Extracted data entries
----

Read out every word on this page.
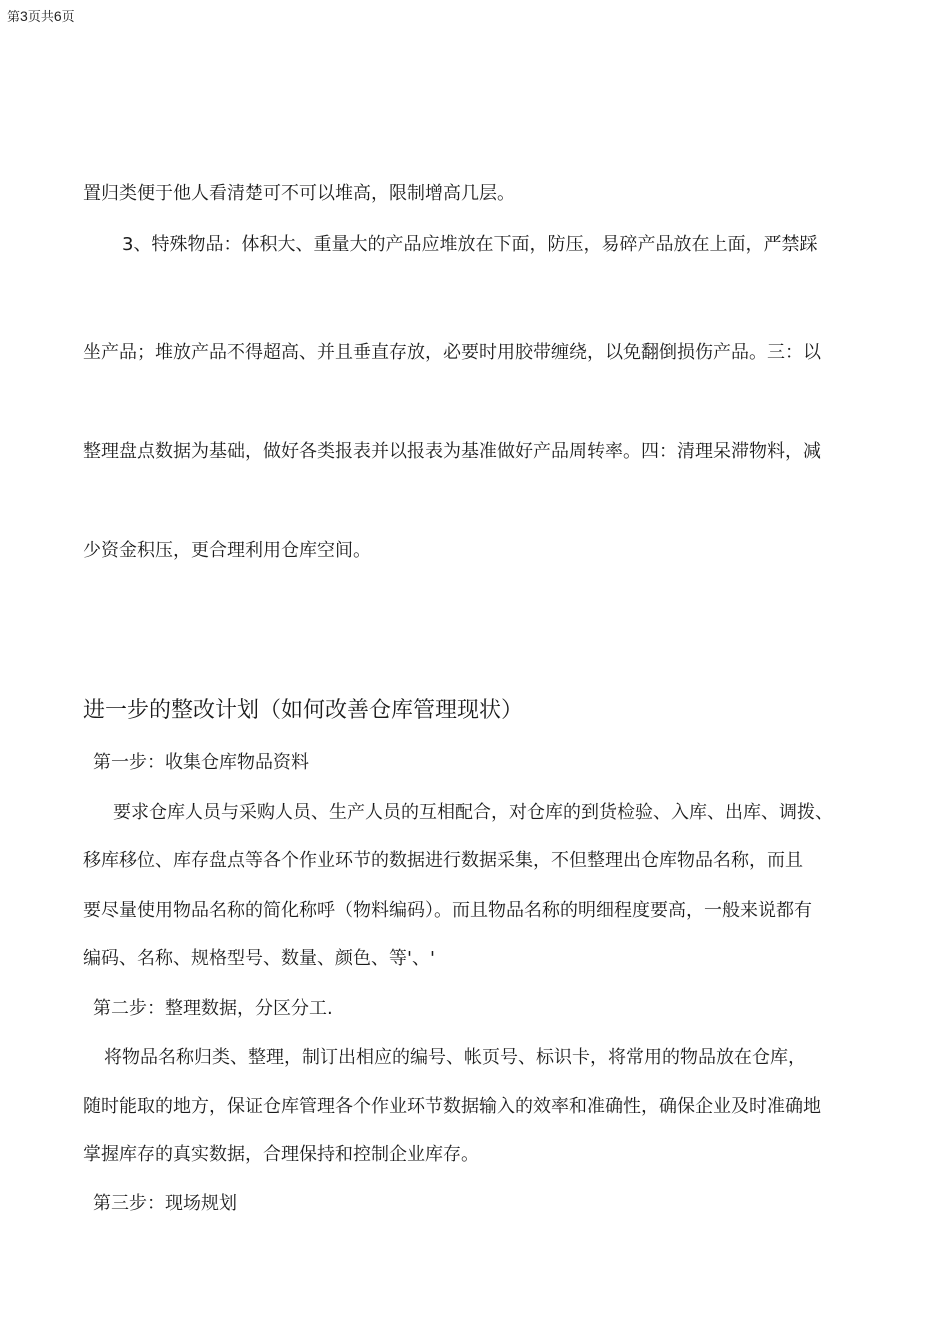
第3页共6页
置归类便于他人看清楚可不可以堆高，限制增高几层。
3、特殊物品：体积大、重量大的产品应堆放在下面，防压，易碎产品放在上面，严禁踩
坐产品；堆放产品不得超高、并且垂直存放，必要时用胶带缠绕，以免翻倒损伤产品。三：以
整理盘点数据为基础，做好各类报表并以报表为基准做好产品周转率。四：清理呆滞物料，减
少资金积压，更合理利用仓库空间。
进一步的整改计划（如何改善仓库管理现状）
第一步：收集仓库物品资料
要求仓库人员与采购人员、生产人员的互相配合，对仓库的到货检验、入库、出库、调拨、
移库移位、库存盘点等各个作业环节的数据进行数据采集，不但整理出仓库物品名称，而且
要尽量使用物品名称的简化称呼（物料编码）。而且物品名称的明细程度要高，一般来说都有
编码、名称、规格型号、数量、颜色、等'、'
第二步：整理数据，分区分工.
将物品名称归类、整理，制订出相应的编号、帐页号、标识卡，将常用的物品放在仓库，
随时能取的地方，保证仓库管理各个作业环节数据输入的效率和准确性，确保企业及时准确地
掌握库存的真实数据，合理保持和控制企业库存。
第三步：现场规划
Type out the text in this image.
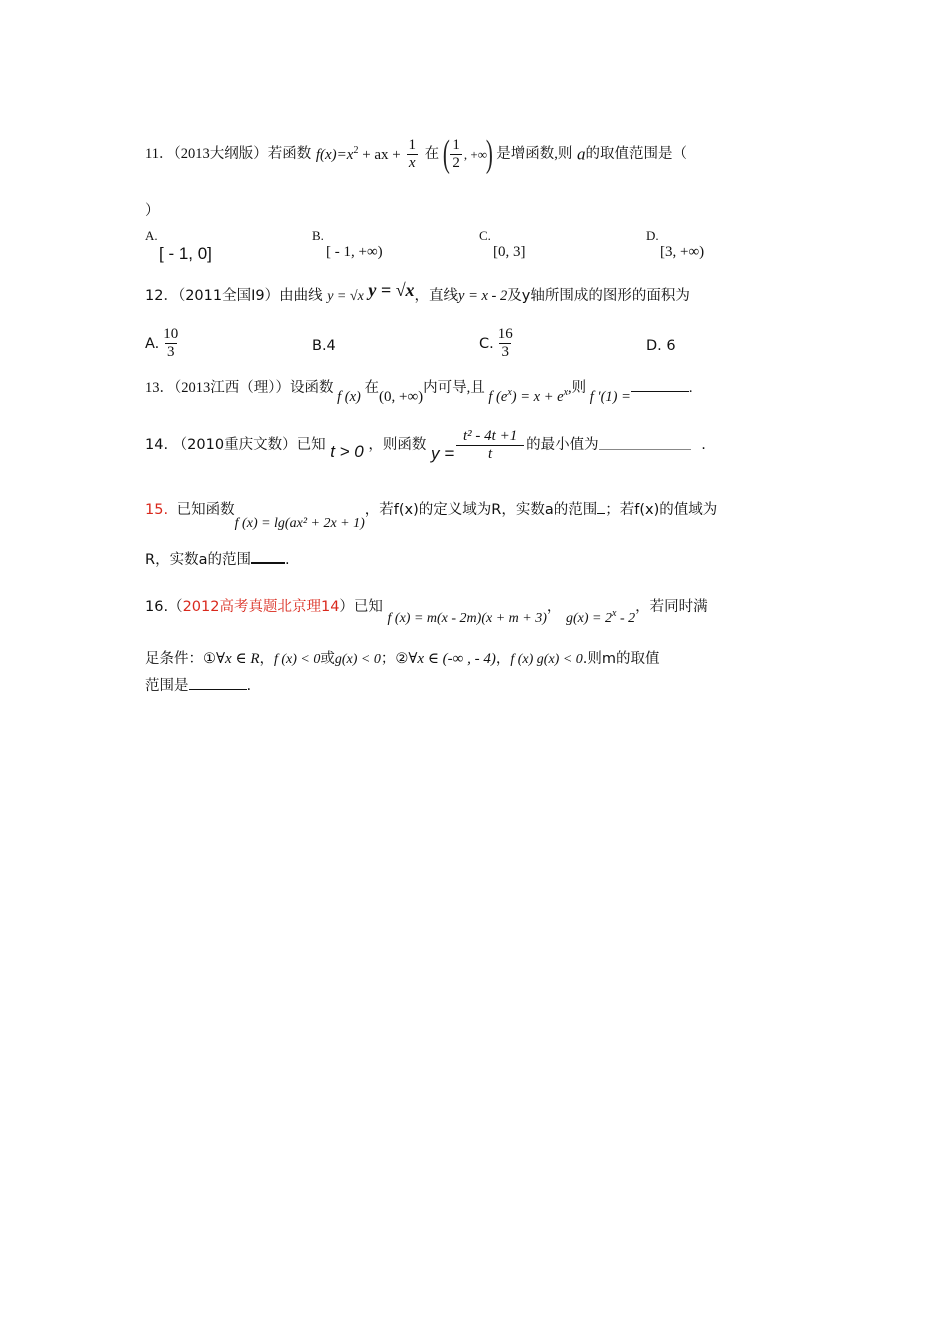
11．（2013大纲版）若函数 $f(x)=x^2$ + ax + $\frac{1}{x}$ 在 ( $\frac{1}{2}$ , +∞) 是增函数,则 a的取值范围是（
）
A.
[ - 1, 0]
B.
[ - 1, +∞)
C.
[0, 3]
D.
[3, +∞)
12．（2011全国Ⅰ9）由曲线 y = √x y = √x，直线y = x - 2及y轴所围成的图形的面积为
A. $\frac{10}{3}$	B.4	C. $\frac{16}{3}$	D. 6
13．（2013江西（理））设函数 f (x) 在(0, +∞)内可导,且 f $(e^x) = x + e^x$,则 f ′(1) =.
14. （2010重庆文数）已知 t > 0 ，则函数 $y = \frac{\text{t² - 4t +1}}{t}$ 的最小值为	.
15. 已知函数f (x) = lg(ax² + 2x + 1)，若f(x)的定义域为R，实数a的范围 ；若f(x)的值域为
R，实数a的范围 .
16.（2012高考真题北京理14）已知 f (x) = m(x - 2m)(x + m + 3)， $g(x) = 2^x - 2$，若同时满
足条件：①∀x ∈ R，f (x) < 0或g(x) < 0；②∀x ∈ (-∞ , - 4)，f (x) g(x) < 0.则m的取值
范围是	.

----

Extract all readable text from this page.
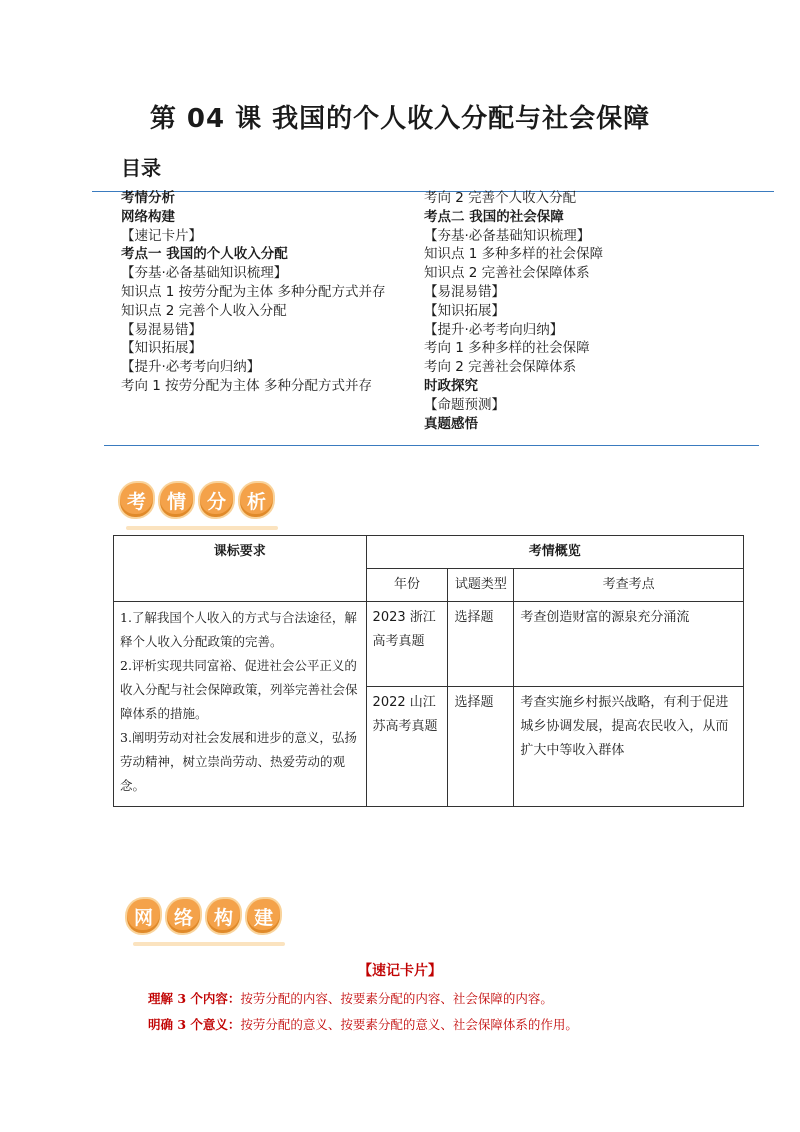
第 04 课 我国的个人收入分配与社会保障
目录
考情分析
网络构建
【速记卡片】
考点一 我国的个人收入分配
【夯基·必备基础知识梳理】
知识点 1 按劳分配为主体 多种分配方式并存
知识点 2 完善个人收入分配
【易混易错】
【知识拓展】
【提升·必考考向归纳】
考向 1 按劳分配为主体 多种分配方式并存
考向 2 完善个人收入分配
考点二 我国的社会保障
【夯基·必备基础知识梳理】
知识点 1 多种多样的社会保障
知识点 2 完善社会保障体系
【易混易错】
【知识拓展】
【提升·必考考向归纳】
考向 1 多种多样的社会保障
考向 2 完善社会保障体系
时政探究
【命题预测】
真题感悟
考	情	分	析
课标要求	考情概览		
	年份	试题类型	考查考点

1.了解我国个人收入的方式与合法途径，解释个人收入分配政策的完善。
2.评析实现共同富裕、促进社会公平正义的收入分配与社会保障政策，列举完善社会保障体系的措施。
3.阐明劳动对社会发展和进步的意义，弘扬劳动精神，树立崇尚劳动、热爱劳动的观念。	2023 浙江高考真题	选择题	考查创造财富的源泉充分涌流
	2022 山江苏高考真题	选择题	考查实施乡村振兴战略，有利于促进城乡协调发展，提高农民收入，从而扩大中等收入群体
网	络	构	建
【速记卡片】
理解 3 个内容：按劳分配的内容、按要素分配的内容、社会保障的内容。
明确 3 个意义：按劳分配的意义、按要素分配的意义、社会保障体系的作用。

----

Set task –
Count each line above in which the string "page" appears, then state only the total.

Solution for this task –
2